##### Task input

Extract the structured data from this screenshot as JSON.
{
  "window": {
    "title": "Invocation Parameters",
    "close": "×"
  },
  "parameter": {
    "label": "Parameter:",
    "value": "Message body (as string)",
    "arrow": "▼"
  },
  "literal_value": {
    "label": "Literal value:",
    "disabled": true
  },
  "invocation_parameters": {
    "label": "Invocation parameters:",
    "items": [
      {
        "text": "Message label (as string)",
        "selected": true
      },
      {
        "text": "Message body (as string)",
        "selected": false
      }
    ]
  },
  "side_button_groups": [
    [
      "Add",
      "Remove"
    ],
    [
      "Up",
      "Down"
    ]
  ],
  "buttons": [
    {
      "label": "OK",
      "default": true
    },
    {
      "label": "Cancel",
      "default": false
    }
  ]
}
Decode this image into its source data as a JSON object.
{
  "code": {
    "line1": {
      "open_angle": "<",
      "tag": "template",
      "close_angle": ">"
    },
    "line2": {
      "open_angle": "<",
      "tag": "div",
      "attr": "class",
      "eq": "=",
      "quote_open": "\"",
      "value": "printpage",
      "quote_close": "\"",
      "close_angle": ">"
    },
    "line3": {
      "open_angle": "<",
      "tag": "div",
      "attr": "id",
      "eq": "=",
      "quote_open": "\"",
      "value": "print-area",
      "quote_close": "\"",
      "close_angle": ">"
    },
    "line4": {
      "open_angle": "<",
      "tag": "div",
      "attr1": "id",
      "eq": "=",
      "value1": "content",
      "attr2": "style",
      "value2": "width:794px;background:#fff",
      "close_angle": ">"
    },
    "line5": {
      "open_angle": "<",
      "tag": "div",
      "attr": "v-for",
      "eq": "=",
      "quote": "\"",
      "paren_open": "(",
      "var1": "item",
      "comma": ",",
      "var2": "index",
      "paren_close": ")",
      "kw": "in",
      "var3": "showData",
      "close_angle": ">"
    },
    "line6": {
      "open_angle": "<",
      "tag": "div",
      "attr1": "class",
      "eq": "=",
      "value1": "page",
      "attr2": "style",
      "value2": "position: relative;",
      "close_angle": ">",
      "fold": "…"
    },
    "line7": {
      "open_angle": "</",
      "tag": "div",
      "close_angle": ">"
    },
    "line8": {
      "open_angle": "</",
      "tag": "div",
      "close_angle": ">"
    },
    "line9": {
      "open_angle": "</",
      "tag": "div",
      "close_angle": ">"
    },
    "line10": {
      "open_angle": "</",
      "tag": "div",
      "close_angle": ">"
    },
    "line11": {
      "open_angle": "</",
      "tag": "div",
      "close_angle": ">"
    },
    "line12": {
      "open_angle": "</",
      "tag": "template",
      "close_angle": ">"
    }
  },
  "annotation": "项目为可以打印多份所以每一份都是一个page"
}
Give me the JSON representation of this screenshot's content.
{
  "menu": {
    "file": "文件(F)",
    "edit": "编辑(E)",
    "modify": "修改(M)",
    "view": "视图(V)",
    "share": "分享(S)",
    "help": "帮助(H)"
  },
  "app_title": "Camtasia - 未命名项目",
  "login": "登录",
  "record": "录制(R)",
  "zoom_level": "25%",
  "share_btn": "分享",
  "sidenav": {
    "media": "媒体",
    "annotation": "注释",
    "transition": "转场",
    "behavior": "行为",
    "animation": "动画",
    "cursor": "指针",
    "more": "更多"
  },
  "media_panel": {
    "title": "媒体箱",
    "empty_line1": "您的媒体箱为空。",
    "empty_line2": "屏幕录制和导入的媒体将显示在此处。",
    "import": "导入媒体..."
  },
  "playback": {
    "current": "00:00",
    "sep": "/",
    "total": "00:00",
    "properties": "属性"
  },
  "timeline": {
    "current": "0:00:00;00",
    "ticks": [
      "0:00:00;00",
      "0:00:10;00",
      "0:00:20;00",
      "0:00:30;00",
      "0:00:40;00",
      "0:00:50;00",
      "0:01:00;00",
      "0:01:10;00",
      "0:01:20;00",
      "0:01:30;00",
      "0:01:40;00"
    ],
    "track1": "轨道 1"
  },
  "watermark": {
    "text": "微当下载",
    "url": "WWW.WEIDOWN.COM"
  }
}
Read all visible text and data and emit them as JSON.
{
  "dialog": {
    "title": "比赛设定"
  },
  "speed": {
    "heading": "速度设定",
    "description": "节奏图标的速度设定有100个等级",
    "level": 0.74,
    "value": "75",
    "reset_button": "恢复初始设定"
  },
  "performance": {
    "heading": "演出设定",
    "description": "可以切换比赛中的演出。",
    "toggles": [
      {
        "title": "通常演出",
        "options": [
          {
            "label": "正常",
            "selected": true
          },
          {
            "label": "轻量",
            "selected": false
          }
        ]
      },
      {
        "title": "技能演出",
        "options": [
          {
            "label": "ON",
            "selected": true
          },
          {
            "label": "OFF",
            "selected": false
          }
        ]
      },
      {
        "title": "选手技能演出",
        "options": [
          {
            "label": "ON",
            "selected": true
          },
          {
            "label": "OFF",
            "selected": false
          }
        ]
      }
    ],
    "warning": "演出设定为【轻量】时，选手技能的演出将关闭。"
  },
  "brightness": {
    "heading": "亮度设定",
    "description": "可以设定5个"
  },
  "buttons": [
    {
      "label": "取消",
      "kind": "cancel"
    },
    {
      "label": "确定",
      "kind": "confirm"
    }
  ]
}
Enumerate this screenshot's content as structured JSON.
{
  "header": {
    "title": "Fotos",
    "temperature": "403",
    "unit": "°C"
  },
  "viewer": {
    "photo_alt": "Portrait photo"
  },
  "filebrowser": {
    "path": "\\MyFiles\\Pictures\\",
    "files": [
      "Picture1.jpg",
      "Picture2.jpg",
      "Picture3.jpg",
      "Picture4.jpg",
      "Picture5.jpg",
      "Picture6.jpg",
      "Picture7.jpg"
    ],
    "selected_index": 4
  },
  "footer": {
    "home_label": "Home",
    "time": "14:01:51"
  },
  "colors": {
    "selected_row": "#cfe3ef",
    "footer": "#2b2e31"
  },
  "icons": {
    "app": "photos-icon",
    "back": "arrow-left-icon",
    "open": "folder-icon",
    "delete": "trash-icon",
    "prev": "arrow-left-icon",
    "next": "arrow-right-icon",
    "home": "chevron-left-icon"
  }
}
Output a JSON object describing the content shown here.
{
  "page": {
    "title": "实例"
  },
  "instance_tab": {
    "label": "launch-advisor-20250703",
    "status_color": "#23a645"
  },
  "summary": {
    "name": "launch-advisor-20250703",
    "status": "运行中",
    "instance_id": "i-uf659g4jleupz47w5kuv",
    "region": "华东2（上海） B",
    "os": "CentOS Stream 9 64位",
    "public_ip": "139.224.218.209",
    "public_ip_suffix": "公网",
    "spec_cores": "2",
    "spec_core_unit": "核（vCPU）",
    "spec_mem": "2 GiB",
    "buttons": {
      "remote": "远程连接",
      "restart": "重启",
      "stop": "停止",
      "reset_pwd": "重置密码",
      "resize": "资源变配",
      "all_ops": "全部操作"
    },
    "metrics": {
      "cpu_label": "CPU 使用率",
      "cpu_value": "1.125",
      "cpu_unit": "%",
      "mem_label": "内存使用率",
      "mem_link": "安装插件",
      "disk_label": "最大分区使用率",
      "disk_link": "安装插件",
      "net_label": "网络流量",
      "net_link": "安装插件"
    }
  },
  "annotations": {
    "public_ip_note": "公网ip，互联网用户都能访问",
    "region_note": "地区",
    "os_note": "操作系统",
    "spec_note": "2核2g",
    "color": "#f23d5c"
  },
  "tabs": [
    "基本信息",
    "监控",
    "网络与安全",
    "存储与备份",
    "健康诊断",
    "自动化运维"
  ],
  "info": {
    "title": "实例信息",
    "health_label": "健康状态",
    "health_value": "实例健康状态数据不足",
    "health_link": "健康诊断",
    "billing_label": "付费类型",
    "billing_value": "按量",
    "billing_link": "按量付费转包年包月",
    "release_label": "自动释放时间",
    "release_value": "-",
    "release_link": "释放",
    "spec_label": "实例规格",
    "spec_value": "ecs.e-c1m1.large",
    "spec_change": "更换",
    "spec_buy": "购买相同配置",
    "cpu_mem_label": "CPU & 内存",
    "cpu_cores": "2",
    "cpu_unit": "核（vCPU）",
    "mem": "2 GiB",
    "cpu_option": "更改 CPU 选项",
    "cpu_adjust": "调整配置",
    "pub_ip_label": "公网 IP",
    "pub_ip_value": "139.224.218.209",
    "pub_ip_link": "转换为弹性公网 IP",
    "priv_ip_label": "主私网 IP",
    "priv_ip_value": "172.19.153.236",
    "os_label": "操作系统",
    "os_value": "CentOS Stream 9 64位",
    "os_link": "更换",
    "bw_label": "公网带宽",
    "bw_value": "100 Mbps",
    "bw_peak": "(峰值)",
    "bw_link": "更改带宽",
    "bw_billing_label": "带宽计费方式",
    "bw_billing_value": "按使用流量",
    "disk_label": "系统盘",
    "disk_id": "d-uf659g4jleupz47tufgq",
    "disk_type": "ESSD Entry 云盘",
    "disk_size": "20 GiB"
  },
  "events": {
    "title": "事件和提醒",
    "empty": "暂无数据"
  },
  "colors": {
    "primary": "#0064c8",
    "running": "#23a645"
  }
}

##########

Filter out all lines lacking the word "description" and copy the rest.

    "description": "节奏图标的速度设定有100个等级",
    "description": "可以切换比赛中的演出。",
    "description": "可以设定5个"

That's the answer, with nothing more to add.